BEGIN Data to use

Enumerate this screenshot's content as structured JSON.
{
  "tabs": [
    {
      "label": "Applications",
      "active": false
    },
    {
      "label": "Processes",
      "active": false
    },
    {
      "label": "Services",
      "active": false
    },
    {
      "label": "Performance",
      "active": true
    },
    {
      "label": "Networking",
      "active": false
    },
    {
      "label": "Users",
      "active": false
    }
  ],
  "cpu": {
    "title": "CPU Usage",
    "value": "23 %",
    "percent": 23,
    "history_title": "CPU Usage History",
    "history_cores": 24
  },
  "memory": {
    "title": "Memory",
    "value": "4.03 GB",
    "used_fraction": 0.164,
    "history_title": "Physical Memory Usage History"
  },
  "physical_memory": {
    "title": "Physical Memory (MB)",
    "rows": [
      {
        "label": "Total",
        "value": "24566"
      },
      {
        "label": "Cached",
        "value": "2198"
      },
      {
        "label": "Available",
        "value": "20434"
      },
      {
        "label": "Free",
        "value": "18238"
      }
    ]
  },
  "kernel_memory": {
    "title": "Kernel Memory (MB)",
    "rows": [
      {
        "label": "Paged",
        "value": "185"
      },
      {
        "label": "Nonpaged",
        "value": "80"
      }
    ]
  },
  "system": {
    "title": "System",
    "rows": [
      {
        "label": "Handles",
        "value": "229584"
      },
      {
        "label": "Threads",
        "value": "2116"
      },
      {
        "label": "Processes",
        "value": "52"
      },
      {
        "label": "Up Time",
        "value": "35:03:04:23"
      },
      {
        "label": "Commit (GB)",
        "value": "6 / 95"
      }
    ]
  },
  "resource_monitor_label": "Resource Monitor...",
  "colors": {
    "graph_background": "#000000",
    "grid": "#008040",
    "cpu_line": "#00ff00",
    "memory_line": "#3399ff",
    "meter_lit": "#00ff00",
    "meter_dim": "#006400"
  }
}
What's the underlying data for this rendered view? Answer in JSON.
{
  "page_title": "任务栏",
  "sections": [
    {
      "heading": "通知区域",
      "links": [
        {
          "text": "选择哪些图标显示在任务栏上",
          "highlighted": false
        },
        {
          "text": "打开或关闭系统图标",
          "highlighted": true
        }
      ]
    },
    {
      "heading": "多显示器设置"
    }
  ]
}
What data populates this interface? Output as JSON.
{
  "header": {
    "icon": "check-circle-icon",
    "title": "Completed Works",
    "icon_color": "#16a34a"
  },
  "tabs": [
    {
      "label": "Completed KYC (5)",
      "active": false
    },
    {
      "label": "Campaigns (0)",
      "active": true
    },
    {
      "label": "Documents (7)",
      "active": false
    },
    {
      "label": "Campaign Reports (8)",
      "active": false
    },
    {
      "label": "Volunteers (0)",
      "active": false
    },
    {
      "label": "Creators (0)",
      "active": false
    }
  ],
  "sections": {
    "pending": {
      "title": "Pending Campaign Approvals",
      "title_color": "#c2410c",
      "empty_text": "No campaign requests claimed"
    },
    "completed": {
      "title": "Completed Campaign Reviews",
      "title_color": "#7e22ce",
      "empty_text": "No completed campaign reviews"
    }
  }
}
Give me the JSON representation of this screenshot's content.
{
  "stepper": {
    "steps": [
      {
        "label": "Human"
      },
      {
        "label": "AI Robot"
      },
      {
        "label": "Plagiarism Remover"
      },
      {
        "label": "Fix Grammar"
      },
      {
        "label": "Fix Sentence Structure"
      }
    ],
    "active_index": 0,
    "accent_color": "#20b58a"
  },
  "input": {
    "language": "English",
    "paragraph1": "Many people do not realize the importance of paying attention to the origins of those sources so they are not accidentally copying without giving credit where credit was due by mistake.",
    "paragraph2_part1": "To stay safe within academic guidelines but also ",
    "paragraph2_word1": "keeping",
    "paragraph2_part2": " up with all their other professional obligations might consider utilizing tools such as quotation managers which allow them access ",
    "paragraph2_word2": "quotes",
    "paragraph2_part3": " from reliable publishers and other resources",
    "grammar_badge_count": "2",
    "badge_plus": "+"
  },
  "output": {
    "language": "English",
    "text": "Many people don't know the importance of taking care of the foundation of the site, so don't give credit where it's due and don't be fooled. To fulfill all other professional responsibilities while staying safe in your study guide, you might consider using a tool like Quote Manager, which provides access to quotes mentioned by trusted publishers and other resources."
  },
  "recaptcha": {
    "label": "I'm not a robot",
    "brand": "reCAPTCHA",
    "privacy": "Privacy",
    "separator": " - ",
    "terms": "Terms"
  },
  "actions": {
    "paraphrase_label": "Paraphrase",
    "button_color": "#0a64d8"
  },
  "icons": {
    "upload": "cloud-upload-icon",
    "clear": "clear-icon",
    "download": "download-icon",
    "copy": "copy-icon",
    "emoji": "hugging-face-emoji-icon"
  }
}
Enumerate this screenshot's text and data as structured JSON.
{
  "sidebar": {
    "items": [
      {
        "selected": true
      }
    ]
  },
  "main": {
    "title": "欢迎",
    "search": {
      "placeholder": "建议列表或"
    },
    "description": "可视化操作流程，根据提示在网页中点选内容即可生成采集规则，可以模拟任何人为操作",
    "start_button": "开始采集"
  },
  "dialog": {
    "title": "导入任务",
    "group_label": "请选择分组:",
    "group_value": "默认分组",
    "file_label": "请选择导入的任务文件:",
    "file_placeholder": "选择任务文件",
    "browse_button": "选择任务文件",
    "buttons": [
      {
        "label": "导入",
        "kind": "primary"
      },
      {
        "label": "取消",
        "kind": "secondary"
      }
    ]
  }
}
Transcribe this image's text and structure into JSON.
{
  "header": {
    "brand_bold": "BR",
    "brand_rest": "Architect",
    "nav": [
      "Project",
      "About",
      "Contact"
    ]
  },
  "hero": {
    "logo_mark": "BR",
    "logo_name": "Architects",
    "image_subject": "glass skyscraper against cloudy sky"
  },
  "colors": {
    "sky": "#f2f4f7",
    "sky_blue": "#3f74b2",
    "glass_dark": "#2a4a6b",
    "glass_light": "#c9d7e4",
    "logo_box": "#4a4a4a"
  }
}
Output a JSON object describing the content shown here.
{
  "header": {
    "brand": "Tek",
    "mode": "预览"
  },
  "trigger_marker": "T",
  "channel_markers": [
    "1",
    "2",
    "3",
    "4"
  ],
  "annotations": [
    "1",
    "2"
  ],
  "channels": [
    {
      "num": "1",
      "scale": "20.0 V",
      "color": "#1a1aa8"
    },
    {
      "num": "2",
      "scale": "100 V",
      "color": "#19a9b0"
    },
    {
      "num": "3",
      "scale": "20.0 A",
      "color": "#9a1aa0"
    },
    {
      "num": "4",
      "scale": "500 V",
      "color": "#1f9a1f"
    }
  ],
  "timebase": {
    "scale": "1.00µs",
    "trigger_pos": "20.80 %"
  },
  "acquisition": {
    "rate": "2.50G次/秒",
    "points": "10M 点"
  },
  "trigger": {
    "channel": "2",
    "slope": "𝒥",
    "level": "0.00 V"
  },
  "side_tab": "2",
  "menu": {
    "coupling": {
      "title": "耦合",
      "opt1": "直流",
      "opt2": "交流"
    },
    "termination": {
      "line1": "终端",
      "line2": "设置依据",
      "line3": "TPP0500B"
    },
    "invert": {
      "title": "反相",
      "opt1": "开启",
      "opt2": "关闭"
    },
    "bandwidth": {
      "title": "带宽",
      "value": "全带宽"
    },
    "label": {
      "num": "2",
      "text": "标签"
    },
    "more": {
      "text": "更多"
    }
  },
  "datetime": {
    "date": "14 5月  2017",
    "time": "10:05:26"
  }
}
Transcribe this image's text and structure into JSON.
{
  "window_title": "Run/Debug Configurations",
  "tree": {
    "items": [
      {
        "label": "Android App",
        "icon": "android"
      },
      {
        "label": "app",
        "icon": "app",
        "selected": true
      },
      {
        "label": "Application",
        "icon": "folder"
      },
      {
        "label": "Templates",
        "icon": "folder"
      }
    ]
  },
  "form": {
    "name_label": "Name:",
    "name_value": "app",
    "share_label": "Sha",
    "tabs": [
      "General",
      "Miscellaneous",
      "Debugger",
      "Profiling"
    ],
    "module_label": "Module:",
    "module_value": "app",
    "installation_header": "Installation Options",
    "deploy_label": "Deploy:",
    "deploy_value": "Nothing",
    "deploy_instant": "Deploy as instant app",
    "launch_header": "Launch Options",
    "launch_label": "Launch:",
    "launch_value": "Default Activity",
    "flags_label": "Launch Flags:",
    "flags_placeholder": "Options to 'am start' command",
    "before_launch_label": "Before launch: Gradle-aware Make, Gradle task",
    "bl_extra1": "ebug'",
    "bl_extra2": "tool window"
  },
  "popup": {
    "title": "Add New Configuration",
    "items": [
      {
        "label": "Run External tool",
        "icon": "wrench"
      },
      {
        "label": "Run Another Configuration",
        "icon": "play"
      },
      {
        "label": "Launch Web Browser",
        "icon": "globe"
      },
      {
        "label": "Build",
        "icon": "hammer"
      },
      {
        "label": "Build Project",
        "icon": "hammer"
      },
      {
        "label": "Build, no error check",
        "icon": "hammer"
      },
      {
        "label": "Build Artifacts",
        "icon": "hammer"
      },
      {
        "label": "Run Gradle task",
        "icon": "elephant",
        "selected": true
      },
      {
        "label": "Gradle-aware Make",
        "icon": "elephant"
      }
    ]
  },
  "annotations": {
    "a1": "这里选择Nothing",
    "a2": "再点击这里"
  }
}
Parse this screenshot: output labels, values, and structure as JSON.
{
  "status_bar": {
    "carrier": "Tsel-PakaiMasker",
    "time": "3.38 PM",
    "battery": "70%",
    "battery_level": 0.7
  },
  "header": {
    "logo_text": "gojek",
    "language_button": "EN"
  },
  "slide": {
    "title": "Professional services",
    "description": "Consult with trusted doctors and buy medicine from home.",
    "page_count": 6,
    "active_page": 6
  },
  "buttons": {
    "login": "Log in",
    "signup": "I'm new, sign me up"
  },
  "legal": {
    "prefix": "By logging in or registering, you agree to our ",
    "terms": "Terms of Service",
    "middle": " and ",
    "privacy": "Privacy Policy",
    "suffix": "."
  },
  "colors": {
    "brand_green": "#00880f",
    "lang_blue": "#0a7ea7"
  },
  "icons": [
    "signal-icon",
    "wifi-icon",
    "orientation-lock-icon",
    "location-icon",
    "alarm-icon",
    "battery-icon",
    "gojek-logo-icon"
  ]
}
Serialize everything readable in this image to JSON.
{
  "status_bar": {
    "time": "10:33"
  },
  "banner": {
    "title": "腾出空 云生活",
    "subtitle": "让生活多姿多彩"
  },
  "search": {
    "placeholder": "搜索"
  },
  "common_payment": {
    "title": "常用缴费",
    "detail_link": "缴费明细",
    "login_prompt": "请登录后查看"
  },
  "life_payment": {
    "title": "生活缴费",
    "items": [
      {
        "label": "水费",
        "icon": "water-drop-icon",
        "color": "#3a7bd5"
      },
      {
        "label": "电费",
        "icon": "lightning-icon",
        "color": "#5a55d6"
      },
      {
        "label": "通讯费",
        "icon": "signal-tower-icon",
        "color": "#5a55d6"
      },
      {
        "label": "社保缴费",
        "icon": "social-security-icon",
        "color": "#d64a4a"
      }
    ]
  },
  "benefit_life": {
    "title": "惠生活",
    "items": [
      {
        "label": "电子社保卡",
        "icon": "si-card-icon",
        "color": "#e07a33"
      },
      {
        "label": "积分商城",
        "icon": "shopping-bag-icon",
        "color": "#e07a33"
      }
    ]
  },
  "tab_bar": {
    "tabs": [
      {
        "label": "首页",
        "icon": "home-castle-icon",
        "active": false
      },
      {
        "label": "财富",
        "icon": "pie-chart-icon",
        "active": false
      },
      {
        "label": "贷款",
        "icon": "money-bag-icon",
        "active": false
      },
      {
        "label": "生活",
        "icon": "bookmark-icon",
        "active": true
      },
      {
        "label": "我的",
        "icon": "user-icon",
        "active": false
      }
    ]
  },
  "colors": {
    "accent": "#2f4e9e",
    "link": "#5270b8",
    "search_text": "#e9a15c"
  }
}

END Data to use

## Goal:
Pull out and copy each line containing the string "resources".

## Correct output:
    "paragraph2_part3": " from reliable publishers and other resources",
    "text": "Many people don't know the importance of taking care of the foundation of the site, so don't give credit where it's due and don't be fooled. To fulfill all other professional responsibilities while staying safe in your study guide, you might consider using a tool like Quote Manager, which provides access to quotes mentioned by trusted publishers and other resources."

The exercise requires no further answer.